**Stated task:**
Reproduce the complete listing without any deviation.

Stored records
━━━━

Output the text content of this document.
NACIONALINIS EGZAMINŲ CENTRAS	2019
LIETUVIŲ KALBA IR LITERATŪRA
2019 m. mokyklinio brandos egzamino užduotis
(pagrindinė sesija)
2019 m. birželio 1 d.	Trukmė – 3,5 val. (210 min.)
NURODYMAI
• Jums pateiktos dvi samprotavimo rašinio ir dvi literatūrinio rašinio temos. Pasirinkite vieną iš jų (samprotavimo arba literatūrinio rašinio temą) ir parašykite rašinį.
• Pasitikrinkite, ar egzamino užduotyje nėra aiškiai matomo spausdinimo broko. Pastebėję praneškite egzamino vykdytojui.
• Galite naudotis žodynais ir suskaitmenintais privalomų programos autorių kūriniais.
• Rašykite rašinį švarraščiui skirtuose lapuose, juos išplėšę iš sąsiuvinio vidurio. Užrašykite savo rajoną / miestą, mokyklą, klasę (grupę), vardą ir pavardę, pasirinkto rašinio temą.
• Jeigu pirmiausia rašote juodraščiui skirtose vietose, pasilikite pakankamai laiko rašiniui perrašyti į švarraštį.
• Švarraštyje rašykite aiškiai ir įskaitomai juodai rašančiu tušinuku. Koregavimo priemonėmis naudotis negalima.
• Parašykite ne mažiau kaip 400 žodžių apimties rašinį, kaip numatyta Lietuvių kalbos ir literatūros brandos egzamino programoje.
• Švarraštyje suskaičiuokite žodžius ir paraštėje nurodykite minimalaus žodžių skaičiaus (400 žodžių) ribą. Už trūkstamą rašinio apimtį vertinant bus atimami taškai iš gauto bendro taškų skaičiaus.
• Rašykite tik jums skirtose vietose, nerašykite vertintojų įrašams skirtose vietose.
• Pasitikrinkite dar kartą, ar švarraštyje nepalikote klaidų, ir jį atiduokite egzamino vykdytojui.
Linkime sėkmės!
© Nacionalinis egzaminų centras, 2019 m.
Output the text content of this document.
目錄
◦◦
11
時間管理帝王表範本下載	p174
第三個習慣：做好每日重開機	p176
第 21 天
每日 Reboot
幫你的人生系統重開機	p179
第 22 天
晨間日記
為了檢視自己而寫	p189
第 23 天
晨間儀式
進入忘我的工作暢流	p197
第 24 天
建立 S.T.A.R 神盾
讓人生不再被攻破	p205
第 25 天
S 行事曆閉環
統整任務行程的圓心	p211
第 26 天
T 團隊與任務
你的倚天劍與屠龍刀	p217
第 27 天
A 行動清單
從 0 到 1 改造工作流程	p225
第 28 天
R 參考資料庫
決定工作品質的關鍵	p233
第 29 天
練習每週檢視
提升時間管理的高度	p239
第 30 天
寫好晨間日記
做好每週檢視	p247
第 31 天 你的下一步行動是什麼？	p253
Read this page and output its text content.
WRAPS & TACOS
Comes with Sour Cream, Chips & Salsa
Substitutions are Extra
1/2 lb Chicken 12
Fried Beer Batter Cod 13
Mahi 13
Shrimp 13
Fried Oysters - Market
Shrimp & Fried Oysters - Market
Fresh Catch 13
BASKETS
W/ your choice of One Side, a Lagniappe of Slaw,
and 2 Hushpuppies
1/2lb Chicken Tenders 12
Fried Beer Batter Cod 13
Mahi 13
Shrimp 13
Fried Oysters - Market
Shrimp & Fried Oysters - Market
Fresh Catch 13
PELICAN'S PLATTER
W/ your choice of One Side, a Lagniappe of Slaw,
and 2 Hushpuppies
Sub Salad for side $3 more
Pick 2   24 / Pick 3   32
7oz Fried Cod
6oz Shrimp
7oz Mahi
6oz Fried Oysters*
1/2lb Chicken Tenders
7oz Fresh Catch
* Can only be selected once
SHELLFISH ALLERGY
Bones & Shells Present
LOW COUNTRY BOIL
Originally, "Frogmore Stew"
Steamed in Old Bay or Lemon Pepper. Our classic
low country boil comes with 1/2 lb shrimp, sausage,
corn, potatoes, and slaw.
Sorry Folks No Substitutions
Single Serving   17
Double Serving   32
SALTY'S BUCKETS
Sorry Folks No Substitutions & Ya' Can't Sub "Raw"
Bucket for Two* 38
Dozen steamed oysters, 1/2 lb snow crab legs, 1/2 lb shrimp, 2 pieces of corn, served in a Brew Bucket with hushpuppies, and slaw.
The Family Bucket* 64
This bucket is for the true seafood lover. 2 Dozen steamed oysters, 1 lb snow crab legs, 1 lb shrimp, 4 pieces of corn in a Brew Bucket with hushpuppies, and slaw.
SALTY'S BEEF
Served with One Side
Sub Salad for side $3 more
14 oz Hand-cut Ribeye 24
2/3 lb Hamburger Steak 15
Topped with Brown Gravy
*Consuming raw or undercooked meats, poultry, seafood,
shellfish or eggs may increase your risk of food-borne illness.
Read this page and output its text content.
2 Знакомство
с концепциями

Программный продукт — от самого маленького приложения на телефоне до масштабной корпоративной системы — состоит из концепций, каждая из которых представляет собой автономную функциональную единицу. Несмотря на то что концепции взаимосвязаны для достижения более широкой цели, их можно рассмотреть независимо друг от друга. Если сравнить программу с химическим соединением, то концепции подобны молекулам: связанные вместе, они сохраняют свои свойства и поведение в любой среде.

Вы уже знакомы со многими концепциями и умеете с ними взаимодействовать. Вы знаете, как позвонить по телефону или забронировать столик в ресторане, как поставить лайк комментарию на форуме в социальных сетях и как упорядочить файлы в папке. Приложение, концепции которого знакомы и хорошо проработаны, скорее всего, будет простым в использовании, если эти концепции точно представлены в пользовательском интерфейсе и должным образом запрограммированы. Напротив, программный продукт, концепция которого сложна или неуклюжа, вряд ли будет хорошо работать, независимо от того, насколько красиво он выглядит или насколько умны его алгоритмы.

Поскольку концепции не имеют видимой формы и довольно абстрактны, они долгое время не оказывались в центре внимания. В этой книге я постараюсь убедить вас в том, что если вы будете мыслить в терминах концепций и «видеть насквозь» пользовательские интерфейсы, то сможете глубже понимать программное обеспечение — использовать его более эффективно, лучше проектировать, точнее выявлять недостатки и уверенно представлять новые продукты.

━━━━

**Solution:**
Output the text content of this document.
NACIONALINIS EGZAMINŲ CENTRAS	2019
LIETUVIŲ KALBA IR LITERATŪRA
2019 m. mokyklinio brandos egzamino užduotis
(pagrindinė sesija)
2019 m. birželio 1 d.	Trukmė – 3,5 val. (210 min.)
NURODYMAI
• Jums pateiktos dvi samprotavimo rašinio ir dvi literatūrinio rašinio temos. Pasirinkite vieną iš jų (samprotavimo arba literatūrinio rašinio temą) ir parašykite rašinį.
• Pasitikrinkite, ar egzamino užduotyje nėra aiškiai matomo spausdinimo broko. Pastebėję praneškite egzamino vykdytojui.
• Galite naudotis žodynais ir suskaitmenintais privalomų programos autorių kūriniais.
• Rašykite rašinį švarraščiui skirtuose lapuose, juos išplėšę iš sąsiuvinio vidurio. Užrašykite savo rajoną / miestą, mokyklą, klasę (grupę), vardą ir pavardę, pasirinkto rašinio temą.
• Jeigu pirmiausia rašote juodraščiui skirtose vietose, pasilikite pakankamai laiko rašiniui perrašyti į švarraštį.
• Švarraštyje rašykite aiškiai ir įskaitomai juodai rašančiu tušinuku. Koregavimo priemonėmis naudotis negalima.
• Parašykite ne mažiau kaip 400 žodžių apimties rašinį, kaip numatyta Lietuvių kalbos ir literatūros brandos egzamino programoje.
• Švarraštyje suskaičiuokite žodžius ir paraštėje nurodykite minimalaus žodžių skaičiaus (400 žodžių) ribą. Už trūkstamą rašinio apimtį vertinant bus atimami taškai iš gauto bendro taškų skaičiaus.
• Rašykite tik jums skirtose vietose, nerašykite vertintojų įrašams skirtose vietose.
• Pasitikrinkite dar kartą, ar švarraštyje nepalikote klaidų, ir jį atiduokite egzamino vykdytojui.
Linkime sėkmės!
© Nacionalinis egzaminų centras, 2019 m.
Output the text content of this document.
目錄
◦◦
11
時間管理帝王表範本下載	p174
第三個習慣：做好每日重開機	p176
第 21 天
每日 Reboot
幫你的人生系統重開機	p179
第 22 天
晨間日記
為了檢視自己而寫	p189
第 23 天
晨間儀式
進入忘我的工作暢流	p197
第 24 天
建立 S.T.A.R 神盾
讓人生不再被攻破	p205
第 25 天
S 行事曆閉環
統整任務行程的圓心	p211
第 26 天
T 團隊與任務
你的倚天劍與屠龍刀	p217
第 27 天
A 行動清單
從 0 到 1 改造工作流程	p225
第 28 天
R 參考資料庫
決定工作品質的關鍵	p233
第 29 天
練習每週檢視
提升時間管理的高度	p239
第 30 天
寫好晨間日記
做好每週檢視	p247
第 31 天 你的下一步行動是什麼？	p253
Read this page and output its text content.
WRAPS & TACOS
Comes with Sour Cream, Chips & Salsa
Substitutions are Extra
1/2 lb Chicken 12
Fried Beer Batter Cod 13
Mahi 13
Shrimp 13
Fried Oysters - Market
Shrimp & Fried Oysters - Market
Fresh Catch 13
BASKETS
W/ your choice of One Side, a Lagniappe of Slaw,
and 2 Hushpuppies
1/2lb Chicken Tenders 12
Fried Beer Batter Cod 13
Mahi 13
Shrimp 13
Fried Oysters - Market
Shrimp & Fried Oysters - Market
Fresh Catch 13
PELICAN'S PLATTER
W/ your choice of One Side, a Lagniappe of Slaw,
and 2 Hushpuppies
Sub Salad for side $3 more
Pick 2   24 / Pick 3   32
7oz Fried Cod
6oz Shrimp
7oz Mahi
6oz Fried Oysters*
1/2lb Chicken Tenders
7oz Fresh Catch
* Can only be selected once
SHELLFISH ALLERGY
Bones & Shells Present
LOW COUNTRY BOIL
Originally, "Frogmore Stew"
Steamed in Old Bay or Lemon Pepper. Our classic
low country boil comes with 1/2 lb shrimp, sausage,
corn, potatoes, and slaw.
Sorry Folks No Substitutions
Single Serving   17
Double Serving   32
SALTY'S BUCKETS
Sorry Folks No Substitutions & Ya' Can't Sub "Raw"
Bucket for Two* 38
Dozen steamed oysters, 1/2 lb snow crab legs, 1/2 lb shrimp, 2 pieces of corn, served in a Brew Bucket with hushpuppies, and slaw.
The Family Bucket* 64
This bucket is for the true seafood lover. 2 Dozen steamed oysters, 1 lb snow crab legs, 1 lb shrimp, 4 pieces of corn in a Brew Bucket with hushpuppies, and slaw.
SALTY'S BEEF
Served with One Side
Sub Salad for side $3 more
14 oz Hand-cut Ribeye 24
2/3 lb Hamburger Steak 15
Topped with Brown Gravy
*Consuming raw or undercooked meats, poultry, seafood,
shellfish or eggs may increase your risk of food-borne illness.
Read this page and output its text content.
2 Знакомство
с концепциями

Программный продукт — от самого маленького приложения на телефоне до масштабной корпоративной системы — состоит из концепций, каждая из которых представляет собой автономную функциональную единицу. Несмотря на то что концепции взаимосвязаны для достижения более широкой цели, их можно рассмотреть независимо друг от друга. Если сравнить программу с химическим соединением, то концепции подобны молекулам: связанные вместе, они сохраняют свои свойства и поведение в любой среде.

Вы уже знакомы со многими концепциями и умеете с ними взаимодействовать. Вы знаете, как позвонить по телефону или забронировать столик в ресторане, как поставить лайк комментарию на форуме в социальных сетях и как упорядочить файлы в папке. Приложение, концепции которого знакомы и хорошо проработаны, скорее всего, будет простым в использовании, если эти концепции точно представлены в пользовательском интерфейсе и должным образом запрограммированы. Напротив, программный продукт, концепция которого сложна или неуклюжа, вряд ли будет хорошо работать, независимо от того, насколько красиво он выглядит или насколько умны его алгоритмы.

Поскольку концепции не имеют видимой формы и довольно абстрактны, они долгое время не оказывались в центре внимания. В этой книге я постараюсь убедить вас в том, что если вы будете мыслить в терминах концепций и «видеть насквозь» пользовательские интерфейсы, то сможете глубже понимать программное обеспечение — использовать его более эффективно, лучше проектировать, точнее выявлять недостатки и уверенно представлять новые продукты.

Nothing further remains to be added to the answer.